● WHAT YOU HAVE TO DO
If a line of the data below contains the string "ganzen", copy it into your answer.

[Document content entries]
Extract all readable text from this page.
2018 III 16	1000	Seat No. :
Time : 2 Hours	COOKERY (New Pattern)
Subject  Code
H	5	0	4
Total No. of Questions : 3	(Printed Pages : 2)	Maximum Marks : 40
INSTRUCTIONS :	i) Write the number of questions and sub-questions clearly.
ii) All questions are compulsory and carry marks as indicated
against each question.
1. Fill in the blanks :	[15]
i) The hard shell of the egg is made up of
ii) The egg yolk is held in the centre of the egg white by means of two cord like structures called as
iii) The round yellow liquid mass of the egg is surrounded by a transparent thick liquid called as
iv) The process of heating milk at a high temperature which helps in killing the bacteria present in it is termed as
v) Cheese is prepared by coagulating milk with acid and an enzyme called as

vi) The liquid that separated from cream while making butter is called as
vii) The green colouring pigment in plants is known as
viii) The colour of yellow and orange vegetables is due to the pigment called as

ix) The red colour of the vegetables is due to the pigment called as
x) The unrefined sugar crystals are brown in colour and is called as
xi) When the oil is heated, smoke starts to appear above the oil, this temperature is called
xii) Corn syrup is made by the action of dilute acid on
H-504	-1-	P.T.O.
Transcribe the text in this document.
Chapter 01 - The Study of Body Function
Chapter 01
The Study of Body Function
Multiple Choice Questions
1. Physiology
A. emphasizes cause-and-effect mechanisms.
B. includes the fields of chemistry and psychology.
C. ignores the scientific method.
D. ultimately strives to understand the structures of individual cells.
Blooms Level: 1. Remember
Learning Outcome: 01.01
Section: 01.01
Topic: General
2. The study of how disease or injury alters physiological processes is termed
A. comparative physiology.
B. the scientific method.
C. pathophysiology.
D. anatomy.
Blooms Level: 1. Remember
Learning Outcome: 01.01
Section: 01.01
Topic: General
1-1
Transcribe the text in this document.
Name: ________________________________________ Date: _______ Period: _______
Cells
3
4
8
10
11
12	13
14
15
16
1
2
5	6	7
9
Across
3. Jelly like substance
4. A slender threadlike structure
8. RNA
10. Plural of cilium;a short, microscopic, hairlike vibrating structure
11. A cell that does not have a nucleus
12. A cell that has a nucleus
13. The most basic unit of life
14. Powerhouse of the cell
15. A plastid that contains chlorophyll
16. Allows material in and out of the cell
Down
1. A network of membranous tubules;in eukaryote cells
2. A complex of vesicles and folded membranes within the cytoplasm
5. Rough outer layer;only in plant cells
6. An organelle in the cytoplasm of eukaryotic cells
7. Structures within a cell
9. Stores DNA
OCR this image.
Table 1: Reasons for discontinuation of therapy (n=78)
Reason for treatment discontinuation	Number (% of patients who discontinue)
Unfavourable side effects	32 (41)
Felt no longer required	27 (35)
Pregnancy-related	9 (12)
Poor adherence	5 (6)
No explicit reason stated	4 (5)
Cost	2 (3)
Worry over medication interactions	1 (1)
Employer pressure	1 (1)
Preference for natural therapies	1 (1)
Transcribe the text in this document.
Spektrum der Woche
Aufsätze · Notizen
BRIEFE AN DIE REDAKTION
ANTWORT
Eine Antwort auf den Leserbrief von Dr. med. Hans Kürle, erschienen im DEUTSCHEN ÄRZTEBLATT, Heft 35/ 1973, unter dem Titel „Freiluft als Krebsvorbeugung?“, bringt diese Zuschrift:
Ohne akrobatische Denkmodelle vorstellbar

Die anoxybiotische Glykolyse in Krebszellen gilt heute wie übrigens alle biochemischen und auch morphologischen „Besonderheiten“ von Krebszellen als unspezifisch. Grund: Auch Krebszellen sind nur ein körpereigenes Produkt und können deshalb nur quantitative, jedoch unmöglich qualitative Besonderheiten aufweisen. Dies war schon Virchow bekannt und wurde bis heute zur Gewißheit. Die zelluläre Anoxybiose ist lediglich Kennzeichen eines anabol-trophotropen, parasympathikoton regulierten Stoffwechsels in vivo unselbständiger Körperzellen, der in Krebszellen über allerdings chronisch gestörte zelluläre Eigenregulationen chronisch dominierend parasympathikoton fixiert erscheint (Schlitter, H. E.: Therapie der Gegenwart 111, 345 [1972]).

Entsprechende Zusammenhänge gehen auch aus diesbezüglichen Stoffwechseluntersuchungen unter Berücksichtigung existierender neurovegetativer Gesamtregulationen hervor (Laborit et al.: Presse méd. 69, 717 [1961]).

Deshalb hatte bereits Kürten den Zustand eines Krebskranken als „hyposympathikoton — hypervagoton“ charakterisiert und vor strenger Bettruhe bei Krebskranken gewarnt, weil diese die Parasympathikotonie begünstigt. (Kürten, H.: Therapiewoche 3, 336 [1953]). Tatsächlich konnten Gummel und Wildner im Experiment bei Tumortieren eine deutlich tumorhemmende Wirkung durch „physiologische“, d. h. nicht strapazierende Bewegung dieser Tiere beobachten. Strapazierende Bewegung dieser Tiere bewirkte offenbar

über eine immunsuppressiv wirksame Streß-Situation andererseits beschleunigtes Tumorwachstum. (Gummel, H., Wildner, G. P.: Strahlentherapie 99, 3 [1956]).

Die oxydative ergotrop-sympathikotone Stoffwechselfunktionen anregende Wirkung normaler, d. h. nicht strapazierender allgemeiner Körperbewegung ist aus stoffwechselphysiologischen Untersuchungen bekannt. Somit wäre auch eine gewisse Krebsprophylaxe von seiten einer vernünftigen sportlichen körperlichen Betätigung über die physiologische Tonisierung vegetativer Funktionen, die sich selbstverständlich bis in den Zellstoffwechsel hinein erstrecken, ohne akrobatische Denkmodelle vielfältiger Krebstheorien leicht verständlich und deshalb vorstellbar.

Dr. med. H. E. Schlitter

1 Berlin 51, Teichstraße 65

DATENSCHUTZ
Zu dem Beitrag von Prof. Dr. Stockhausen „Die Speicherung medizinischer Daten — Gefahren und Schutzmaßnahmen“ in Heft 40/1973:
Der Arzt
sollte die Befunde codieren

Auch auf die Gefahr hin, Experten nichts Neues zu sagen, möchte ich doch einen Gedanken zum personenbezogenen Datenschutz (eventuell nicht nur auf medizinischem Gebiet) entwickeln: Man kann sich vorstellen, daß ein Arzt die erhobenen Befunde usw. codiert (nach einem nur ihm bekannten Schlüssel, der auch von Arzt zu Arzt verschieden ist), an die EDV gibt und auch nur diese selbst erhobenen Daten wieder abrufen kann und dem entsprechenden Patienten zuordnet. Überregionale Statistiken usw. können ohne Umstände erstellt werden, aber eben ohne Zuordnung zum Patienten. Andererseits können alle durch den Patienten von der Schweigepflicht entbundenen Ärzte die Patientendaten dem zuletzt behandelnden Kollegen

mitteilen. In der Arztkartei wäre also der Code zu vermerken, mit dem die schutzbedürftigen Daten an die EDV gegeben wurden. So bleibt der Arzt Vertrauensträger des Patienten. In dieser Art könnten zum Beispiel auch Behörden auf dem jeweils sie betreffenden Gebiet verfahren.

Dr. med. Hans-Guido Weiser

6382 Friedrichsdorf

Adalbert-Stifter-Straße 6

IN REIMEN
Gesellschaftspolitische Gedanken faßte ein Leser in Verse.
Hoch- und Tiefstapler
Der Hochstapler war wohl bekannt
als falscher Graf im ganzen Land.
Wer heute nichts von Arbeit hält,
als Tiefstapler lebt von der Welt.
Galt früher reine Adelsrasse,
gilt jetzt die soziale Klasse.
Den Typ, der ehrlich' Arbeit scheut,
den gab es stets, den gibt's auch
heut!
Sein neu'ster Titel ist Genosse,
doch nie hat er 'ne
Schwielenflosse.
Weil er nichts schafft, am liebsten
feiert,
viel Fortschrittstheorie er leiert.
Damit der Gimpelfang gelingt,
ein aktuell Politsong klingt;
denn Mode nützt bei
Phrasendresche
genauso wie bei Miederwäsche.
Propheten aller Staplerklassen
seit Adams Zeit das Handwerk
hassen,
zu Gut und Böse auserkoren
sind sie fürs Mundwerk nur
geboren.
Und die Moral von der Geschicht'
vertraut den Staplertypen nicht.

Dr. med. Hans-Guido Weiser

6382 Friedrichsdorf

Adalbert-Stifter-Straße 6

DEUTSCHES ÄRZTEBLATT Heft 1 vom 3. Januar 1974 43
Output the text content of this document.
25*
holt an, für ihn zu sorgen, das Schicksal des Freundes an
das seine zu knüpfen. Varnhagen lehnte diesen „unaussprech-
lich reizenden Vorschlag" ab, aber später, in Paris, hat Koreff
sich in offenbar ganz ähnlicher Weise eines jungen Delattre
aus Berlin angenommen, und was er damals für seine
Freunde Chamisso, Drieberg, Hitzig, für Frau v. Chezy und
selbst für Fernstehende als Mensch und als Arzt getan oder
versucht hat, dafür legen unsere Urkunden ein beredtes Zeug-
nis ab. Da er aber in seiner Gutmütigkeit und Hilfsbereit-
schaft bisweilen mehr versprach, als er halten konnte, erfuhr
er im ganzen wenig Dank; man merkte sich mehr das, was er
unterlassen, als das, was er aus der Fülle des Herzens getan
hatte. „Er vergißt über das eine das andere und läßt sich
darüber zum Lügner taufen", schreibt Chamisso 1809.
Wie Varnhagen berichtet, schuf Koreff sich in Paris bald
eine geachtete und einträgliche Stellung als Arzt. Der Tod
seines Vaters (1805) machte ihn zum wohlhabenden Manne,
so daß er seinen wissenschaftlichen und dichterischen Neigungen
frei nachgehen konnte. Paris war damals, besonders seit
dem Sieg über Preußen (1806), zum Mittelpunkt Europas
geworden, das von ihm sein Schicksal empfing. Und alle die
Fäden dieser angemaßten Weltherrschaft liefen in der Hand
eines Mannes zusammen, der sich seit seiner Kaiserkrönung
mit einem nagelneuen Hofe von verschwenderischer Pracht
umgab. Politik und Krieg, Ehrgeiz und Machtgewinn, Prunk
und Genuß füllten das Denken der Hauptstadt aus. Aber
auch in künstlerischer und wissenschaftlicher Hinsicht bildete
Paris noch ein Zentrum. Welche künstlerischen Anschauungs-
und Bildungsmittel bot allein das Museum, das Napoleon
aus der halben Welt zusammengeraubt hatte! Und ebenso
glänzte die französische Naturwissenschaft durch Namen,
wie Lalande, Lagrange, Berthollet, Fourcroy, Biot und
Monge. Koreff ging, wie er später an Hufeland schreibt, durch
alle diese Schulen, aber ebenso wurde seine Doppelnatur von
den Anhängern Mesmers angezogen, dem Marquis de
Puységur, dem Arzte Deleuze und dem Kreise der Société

● SOLUTION FOR THIS TASK
als falscher Graf im ganzen Land.
er im ganzen wenig Dank; man merkte sich mehr das, was er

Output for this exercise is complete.